• Materials provided
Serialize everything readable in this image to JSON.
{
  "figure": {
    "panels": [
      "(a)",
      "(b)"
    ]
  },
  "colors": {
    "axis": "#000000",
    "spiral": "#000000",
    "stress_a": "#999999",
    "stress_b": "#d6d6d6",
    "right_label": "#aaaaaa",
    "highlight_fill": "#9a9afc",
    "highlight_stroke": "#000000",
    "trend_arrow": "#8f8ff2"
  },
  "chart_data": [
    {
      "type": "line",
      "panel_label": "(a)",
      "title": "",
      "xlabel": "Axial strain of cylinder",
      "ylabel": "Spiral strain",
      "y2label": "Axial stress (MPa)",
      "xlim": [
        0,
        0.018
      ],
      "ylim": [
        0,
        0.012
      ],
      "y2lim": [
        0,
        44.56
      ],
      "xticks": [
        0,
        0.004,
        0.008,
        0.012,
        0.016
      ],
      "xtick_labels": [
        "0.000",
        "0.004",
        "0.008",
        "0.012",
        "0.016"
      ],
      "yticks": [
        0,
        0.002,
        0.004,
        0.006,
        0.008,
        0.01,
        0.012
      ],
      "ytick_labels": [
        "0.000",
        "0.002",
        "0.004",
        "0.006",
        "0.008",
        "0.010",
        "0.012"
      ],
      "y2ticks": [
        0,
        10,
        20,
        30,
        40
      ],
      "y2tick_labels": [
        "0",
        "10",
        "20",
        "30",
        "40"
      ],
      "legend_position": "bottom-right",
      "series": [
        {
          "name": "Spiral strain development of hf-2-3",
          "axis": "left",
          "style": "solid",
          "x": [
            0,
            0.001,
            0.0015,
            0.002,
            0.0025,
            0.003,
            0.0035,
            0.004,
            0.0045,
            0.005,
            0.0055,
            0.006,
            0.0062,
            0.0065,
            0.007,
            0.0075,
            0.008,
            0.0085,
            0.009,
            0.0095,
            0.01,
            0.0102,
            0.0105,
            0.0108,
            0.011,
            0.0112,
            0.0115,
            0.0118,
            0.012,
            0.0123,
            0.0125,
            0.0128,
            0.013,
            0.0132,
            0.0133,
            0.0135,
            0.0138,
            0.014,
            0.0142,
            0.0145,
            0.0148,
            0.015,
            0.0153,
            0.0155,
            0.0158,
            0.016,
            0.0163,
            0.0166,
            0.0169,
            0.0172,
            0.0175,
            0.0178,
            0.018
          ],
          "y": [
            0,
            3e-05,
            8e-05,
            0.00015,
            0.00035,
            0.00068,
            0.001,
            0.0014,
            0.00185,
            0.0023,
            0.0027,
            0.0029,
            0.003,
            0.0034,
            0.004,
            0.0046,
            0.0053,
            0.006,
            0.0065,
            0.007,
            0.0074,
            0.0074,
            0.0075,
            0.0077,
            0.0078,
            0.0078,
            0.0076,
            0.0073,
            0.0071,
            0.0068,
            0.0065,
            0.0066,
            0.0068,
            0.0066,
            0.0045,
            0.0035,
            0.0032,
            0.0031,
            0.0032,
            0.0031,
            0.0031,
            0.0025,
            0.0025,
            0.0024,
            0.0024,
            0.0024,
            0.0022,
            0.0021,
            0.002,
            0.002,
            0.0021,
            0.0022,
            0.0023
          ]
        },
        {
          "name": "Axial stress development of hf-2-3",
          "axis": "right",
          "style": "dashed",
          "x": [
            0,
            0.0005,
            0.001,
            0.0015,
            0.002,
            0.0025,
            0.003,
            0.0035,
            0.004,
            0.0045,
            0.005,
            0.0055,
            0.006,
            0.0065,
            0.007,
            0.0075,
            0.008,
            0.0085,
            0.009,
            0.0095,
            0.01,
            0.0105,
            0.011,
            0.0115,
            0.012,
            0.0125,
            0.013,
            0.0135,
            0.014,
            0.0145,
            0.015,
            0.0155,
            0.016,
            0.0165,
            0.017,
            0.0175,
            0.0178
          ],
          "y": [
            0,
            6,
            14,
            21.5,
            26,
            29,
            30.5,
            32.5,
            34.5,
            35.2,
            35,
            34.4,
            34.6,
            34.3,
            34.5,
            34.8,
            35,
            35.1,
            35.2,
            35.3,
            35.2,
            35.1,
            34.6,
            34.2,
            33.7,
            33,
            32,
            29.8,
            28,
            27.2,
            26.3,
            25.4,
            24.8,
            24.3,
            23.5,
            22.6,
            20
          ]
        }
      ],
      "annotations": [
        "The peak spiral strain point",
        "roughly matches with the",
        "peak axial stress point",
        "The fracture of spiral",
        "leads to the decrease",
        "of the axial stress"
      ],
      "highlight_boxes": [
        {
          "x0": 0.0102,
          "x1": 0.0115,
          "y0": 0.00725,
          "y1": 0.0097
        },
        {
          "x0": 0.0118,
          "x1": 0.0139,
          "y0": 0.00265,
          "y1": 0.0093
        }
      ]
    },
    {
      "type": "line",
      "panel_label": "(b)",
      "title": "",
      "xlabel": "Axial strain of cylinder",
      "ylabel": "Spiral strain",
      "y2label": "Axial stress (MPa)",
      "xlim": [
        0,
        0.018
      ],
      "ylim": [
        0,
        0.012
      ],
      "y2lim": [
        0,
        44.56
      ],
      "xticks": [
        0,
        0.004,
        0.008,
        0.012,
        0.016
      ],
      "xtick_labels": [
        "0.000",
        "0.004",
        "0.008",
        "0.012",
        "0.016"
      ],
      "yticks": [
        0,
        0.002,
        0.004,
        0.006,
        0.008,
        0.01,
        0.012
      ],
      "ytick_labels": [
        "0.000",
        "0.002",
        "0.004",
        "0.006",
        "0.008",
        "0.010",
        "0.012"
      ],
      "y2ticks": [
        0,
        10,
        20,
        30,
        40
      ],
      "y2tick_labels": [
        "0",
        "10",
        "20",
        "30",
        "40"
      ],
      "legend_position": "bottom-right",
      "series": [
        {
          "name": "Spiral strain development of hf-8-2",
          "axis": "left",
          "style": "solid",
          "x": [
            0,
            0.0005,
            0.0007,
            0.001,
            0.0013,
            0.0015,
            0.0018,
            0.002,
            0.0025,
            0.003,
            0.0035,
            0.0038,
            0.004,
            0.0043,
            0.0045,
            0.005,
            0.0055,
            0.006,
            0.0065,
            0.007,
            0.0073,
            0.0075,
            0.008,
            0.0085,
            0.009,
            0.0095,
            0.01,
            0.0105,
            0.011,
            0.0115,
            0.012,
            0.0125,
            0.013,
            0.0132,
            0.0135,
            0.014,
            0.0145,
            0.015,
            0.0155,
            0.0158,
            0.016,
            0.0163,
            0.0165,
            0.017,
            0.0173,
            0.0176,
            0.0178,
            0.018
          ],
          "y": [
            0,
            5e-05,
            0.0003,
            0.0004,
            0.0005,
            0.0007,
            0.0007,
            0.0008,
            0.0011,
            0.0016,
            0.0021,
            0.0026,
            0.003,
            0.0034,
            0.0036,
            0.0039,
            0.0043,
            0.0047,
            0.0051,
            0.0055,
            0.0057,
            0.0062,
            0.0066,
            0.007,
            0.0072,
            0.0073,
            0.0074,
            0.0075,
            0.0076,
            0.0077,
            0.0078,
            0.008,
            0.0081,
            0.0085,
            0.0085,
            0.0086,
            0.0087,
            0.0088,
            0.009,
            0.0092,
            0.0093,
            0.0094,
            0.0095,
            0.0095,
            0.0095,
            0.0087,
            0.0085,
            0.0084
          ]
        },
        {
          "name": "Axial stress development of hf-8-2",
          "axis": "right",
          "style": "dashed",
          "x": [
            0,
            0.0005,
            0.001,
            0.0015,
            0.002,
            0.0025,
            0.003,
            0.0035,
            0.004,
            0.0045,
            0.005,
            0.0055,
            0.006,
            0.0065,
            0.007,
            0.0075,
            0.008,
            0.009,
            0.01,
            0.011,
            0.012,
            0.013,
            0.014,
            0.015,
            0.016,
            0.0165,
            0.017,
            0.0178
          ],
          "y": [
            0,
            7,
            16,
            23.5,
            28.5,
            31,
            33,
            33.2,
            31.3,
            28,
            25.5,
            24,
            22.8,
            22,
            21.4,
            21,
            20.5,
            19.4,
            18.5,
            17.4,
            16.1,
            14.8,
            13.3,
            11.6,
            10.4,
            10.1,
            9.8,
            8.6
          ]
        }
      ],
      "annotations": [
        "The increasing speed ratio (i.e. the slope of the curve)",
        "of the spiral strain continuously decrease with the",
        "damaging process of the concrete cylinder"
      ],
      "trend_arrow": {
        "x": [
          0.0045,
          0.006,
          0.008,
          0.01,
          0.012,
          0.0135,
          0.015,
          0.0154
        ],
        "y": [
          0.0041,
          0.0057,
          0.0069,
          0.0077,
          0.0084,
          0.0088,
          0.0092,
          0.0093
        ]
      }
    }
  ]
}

• Directions
Read the data above and count the lines that include "strain". Answer only with the count.

• Task result
8